## Work instructions
From the entries that follow, pick out all lines holding "обеспечения".

┌─ Data provided

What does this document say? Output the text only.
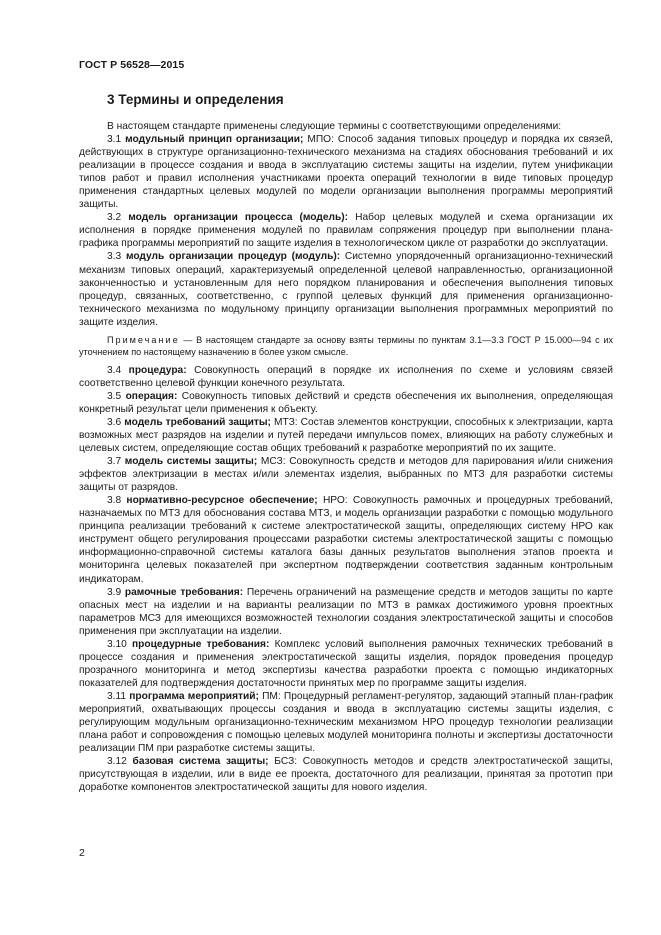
ГОСТ Р 56528—2015
3 Термины и определения

В настоящем стандарте применены следующие термины с соответствующими определениями:

3.1 модульный принцип организации; МПО: Способ задания типовых процедур и порядка их связей, действующих в структуре организационно-технического механизма на стадиях обоснования требований и их реализации в процессе создания и ввода в эксплуатацию системы защиты на изделии, путем унификации типов работ и правил исполнения участниками проекта операций технологии в виде типовых процедур применения стандартных целевых модулей по модели организации выполнения программы мероприятий защиты.

3.2 модель организации процесса (модель): Набор целевых модулей и схема организации их исполнения в порядке применения модулей по правилам сопряжения процедур при выполнении плана-графика программы мероприятий по защите изделия в технологическом цикле от разработки до эксплуатации.

3.3 модуль организации процедур (модуль): Системно упорядоченный организационно-технический механизм типовых операций, характеризуемый определенной целевой направленностью, организационной законченностью и установленным для него порядком планирования и обеспечения выполнения типовых процедур, связанных, соответственно, с группой целевых функций для применения организационно-технического механизма по модульному принципу организации выполнения программных мероприятий по защите изделия.

Примечание — В настоящем стандарте за основу взяты термины по пунктам 3.1—3.3 ГОСТ Р 15.000—94 с их уточнением по настоящему назначению в более узком смысле.

3.4 процедура: Совокупность операций в порядке их исполнения по схеме и условиям связей соответственно целевой функции конечного результата.

3.5 операция: Совокупность типовых действий и средств обеспечения их выполнения, определяющая конкретный результат цели применения к объекту.

3.6 модель требований защиты; МТЗ: Состав элементов конструкции, способных к электризации, карта возможных мест разрядов на изделии и путей передачи импульсов помех, влияющих на работу служебных и целевых систем, определяющие состав общих требований к разработке мероприятий по их защите.

3.7 модель системы защиты; МСЗ: Совокупность средств и методов для парирования и/или снижения эффектов электризации в местах и/или элементах изделия, выбранных по МТЗ для разработки системы защиты от разрядов.

3.8 нормативно-ресурсное обеспечение; НРО: Совокупность рамочных и процедурных требований, назначаемых по МТЗ для обоснования состава МТЗ, и модель организации разработки с помощью модульного принципа реализации требований к системе электростатической защиты, определяющих систему НРО как инструмент общего регулирования процессами разработки системы электростатической защиты с помощью информационно-справочной системы каталога базы данных результатов выполнения этапов проекта и мониторинга целевых показателей при экспертном подтверждении соответствия заданным контрольным индикаторам.

3.9 рамочные требования: Перечень ограничений на размещение средств и методов защиты по карте опасных мест на изделии и на варианты реализации по МТЗ в рамках достижимого уровня проектных параметров МСЗ для имеющихся возможностей технологии создания электростатической защиты и способов применения при эксплуатации на изделии.

3.10 процедурные требования: Комплекс условий выполнения рамочных технических требований в процессе создания и применения электростатической защиты изделия, порядок проведения процедур прозрачного мониторинга и метод экспертизы качества разработки проекта с помощью индикаторных показателей для подтверждения достаточности принятых мер по программе защиты изделия.

3.11 программа мероприятий; ПМ: Процедурный регламент-регулятор, задающий этапный план-график мероприятий, охватывающих процессы создания и ввода в эксплуатацию системы защиты изделия, с регулирующим модульным организационно-техническим механизмом НРО процедур технологии реализации плана работ и сопровождения с помощью целевых модулей мониторинга полноты и экспертизы достаточности реализации ПМ при разработке системы защиты.

3.12 базовая система защиты; БСЗ: Совокупность методов и средств электростатической защиты, присутствующая в изделии, или в виде ее проекта, достаточного для реализации, принятая за прототип при доработке компонентов электростатической защиты для нового изделия.

2
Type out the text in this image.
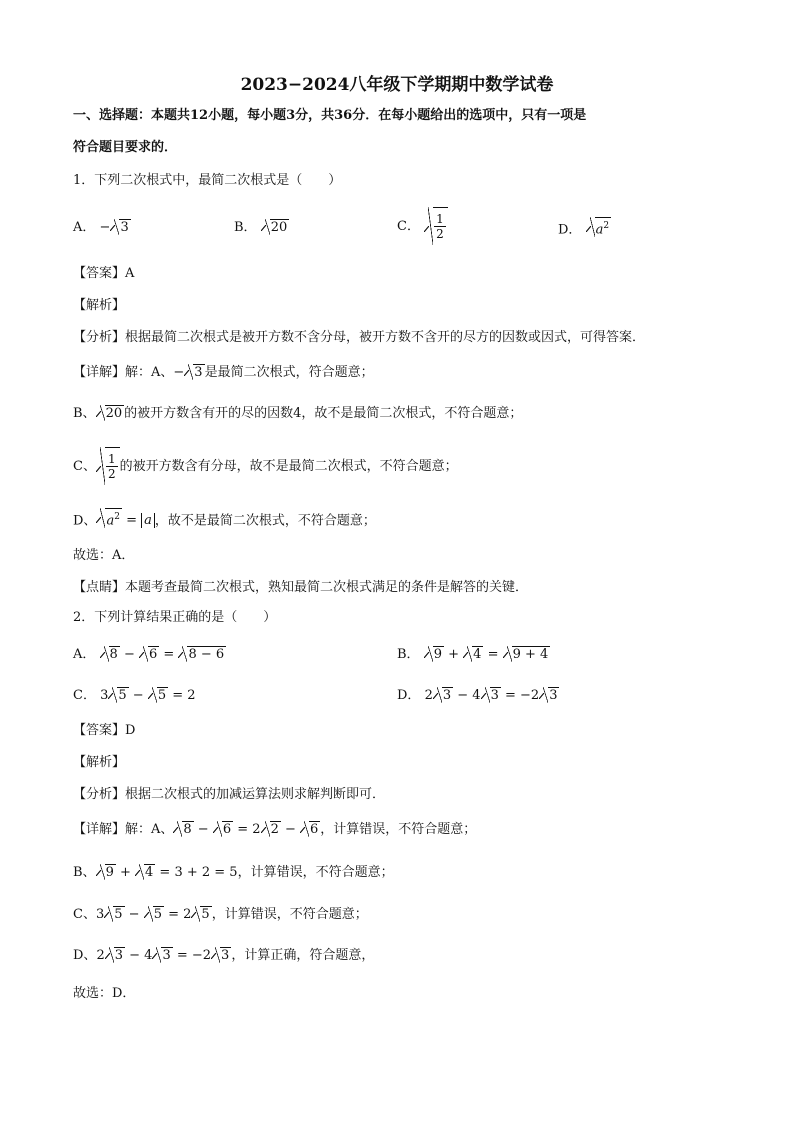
2023−2024八年级下学期期中数学试卷
一、选择题：本题共12小题，每小题3分，共36分．在每小题给出的选项中，只有一项是
符合题目要求的．
1．下列二次根式中，最简二次根式是（　　）
A． − 3	B． 20	C． $\frac{1}{2}$	D． $a^2$
【答案】A
【解析】
【分析】根据最简二次根式是被开方数不含分母，被开方数不含开的尽方的因数或因式，可得答案．
【详解】解：A、− 3 是最简二次根式，符合题意；
B、 20 的被开方数含有开的尽的因数4，故不是最简二次根式，不符合题意；
C、 $\frac{1}{2}$ 的被开方数含有分母，故不是最简二次根式，不符合题意；
D、 $a^2 = a$ ，故不是最简二次根式，不符合题意；
故选：A．
【点睛】本题考查最简二次根式，熟知最简二次根式满足的条件是解答的关键．
2．下列计算结果正确的是（　　）
A． 8 − 6 = 8 − 6	B． 9 + 4 = 9 + 4
C． 3 5 − 5 = 2	D． 2 3 − 4 3 = −2 3
【答案】D
【解析】
【分析】根据二次根式的加减运算法则求解判断即可．
【详解】解：A、 8 − 6 = 2 2 − 6 ，计算错误，不符合题意；
B、 9 + 4 = 3 + 2 = 5，计算错误，不符合题意；
C、3 5 − 5 = 2 5 ，计算错误，不符合题意；
D、2 3 − 4 3 = −2 3 ，计算正确，符合题意，
故选：D．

└─

## Correct response
3.3 модуль организации процедур (модуль): Системно упорядоченный организационно-технический механизм типовых операций, характеризуемый определенной целевой направленностью, организационной законченностью и установленным для него порядком планирования и обеспечения выполнения типовых процедур, связанных, соответственно, с группой целевых функций для применения организационно-технического механизма по модульному принципу организации выполнения программных мероприятий по защите изделия.
3.5 операция: Совокупность типовых действий и средств обеспечения их выполнения, определяющая конкретный результат цели применения к объекту.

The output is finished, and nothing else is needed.